- **Objective**:
Please copy out the material below with each "grid-dot" changed to "grid-point", keeping everything else unchanged.

________________________________________

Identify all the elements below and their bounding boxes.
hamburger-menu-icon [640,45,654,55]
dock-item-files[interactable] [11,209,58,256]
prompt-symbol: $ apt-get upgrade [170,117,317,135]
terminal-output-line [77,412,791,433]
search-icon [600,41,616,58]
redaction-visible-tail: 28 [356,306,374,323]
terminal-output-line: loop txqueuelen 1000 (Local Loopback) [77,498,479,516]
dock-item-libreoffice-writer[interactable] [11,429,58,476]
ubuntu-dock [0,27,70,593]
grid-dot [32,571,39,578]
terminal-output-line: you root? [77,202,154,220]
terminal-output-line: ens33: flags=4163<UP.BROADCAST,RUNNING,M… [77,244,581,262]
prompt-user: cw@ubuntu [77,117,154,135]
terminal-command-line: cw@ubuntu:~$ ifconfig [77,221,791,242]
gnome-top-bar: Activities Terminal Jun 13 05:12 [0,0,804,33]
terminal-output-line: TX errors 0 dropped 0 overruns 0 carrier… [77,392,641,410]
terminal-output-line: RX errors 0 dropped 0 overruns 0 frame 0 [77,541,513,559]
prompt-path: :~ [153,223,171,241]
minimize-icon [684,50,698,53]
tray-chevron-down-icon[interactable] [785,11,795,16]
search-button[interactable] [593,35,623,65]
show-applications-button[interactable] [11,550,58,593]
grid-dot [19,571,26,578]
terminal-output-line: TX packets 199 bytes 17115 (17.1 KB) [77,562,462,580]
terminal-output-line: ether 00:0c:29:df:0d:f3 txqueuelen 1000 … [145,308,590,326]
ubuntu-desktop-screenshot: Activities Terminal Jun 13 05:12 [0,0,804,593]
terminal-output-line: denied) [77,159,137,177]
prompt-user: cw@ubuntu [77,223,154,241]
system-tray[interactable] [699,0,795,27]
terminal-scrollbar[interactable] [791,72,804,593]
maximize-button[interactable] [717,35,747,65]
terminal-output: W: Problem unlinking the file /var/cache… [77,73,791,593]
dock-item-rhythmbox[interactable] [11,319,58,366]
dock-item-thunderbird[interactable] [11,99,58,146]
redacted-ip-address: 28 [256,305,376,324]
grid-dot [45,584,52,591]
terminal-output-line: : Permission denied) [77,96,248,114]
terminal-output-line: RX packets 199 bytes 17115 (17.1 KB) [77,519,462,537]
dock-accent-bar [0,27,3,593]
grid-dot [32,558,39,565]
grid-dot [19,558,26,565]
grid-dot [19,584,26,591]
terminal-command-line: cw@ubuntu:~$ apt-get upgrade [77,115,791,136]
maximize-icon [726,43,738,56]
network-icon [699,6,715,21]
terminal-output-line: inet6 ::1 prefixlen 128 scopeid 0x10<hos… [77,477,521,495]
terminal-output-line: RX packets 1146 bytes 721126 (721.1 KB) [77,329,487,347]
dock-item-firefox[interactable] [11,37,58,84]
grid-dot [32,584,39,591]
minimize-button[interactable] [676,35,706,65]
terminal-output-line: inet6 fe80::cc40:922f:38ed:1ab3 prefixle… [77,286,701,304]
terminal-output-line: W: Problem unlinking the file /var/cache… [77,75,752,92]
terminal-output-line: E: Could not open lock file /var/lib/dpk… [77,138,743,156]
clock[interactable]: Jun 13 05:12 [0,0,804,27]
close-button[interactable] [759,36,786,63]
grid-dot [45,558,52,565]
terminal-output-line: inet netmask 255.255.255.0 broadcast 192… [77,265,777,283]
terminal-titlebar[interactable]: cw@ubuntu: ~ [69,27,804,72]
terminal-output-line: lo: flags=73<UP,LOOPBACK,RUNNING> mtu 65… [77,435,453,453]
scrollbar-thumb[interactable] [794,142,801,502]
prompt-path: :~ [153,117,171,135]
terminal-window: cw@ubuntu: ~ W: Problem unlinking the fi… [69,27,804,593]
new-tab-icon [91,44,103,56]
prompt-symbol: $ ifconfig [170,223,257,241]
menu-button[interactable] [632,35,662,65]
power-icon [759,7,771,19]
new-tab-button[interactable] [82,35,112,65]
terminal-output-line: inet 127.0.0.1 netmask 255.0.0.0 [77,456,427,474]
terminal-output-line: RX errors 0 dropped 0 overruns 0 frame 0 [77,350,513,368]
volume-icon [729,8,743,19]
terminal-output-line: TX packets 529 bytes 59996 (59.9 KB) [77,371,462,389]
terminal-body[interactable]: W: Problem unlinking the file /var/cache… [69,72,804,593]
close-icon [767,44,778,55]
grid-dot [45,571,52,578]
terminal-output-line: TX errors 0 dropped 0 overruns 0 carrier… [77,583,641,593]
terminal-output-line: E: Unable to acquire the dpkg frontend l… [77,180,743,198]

________________________________________

- **Output for this task**:
Identify all the elements below and their bounding boxes.
hamburger-menu-icon [640,45,654,55]
dock-item-files[interactable] [11,209,58,256]
prompt-symbol: $ apt-get upgrade [170,117,317,135]
terminal-output-line [77,412,791,433]
search-icon [600,41,616,58]
redaction-visible-tail: 28 [356,306,374,323]
terminal-output-line: loop txqueuelen 1000 (Local Loopback) [77,498,479,516]
dock-item-libreoffice-writer[interactable] [11,429,58,476]
ubuntu-dock [0,27,70,593]
grid-point [32,571,39,578]
terminal-output-line: you root? [77,202,154,220]
terminal-output-line: ens33: flags=4163<UP.BROADCAST,RUNNING,M… [77,244,581,262]
prompt-user: cw@ubuntu [77,117,154,135]
terminal-command-line: cw@ubuntu:~$ ifconfig [77,221,791,242]
gnome-top-bar: Activities Terminal Jun 13 05:12 [0,0,804,33]
terminal-output-line: TX errors 0 dropped 0 overruns 0 carrier… [77,392,641,410]
terminal-output-line: RX errors 0 dropped 0 overruns 0 frame 0 [77,541,513,559]
prompt-path: :~ [153,223,171,241]
minimize-icon [684,50,698,53]
tray-chevron-down-icon[interactable] [785,11,795,16]
search-button[interactable] [593,35,623,65]
show-applications-button[interactable] [11,550,58,593]
grid-point [19,571,26,578]
terminal-output-line: TX packets 199 bytes 17115 (17.1 KB) [77,562,462,580]
terminal-output-line: ether 00:0c:29:df:0d:f3 txqueuelen 1000 … [145,308,590,326]
ubuntu-desktop-screenshot: Activities Terminal Jun 13 05:12 [0,0,804,593]
terminal-output-line: denied) [77,159,137,177]
prompt-user: cw@ubuntu [77,223,154,241]
system-tray[interactable] [699,0,795,27]
terminal-scrollbar[interactable] [791,72,804,593]
maximize-button[interactable] [717,35,747,65]
terminal-output: W: Problem unlinking the file /var/cache… [77,73,791,593]
dock-item-rhythmbox[interactable] [11,319,58,366]
dock-item-thunderbird[interactable] [11,99,58,146]
redacted-ip-address: 28 [256,305,376,324]
grid-point [45,584,52,591]
terminal-output-line: : Permission denied) [77,96,248,114]
terminal-output-line: RX packets 199 bytes 17115 (17.1 KB) [77,519,462,537]
dock-accent-bar [0,27,3,593]
grid-point [32,558,39,565]
grid-point [19,558,26,565]
grid-point [19,584,26,591]
terminal-command-line: cw@ubuntu:~$ apt-get upgrade [77,115,791,136]
maximize-icon [726,43,738,56]
network-icon [699,6,715,21]
terminal-output-line: inet6 ::1 prefixlen 128 scopeid 0x10<hos… [77,477,521,495]
terminal-output-line: RX packets 1146 bytes 721126 (721.1 KB) [77,329,487,347]
dock-item-firefox[interactable] [11,37,58,84]
grid-point [32,584,39,591]
minimize-button[interactable] [676,35,706,65]
terminal-output-line: inet6 fe80::cc40:922f:38ed:1ab3 prefixle… [77,286,701,304]
terminal-output-line: W: Problem unlinking the file /var/cache… [77,75,752,92]
terminal-output-line: E: Could not open lock file /var/lib/dpk… [77,138,743,156]
clock[interactable]: Jun 13 05:12 [0,0,804,27]
close-button[interactable] [759,36,786,63]
grid-point [45,558,52,565]
terminal-output-line: inet netmask 255.255.255.0 broadcast 192… [77,265,777,283]
terminal-titlebar[interactable]: cw@ubuntu: ~ [69,27,804,72]
terminal-output-line: lo: flags=73<UP,LOOPBACK,RUNNING> mtu 65… [77,435,453,453]
scrollbar-thumb[interactable] [794,142,801,502]
prompt-path: :~ [153,117,171,135]
terminal-window: cw@ubuntu: ~ W: Problem unlinking the fi… [69,27,804,593]
new-tab-icon [91,44,103,56]
prompt-symbol: $ ifconfig [170,223,257,241]
menu-button[interactable] [632,35,662,65]
power-icon [759,7,771,19]
new-tab-button[interactable] [82,35,112,65]
terminal-output-line: inet 127.0.0.1 netmask 255.0.0.0 [77,456,427,474]
terminal-output-line: RX errors 0 dropped 0 overruns 0 frame 0 [77,350,513,368]
volume-icon [729,8,743,19]
terminal-output-line: TX packets 529 bytes 59996 (59.9 KB) [77,371,462,389]
terminal-body[interactable]: W: Problem unlinking the file /var/cache… [69,72,804,593]
close-icon [767,44,778,55]
grid-point [45,571,52,578]
terminal-output-line: TX errors 0 dropped 0 overruns 0 carrier… [77,583,641,593]
terminal-output-line: E: Unable to acquire the dpkg frontend l… [77,180,743,198]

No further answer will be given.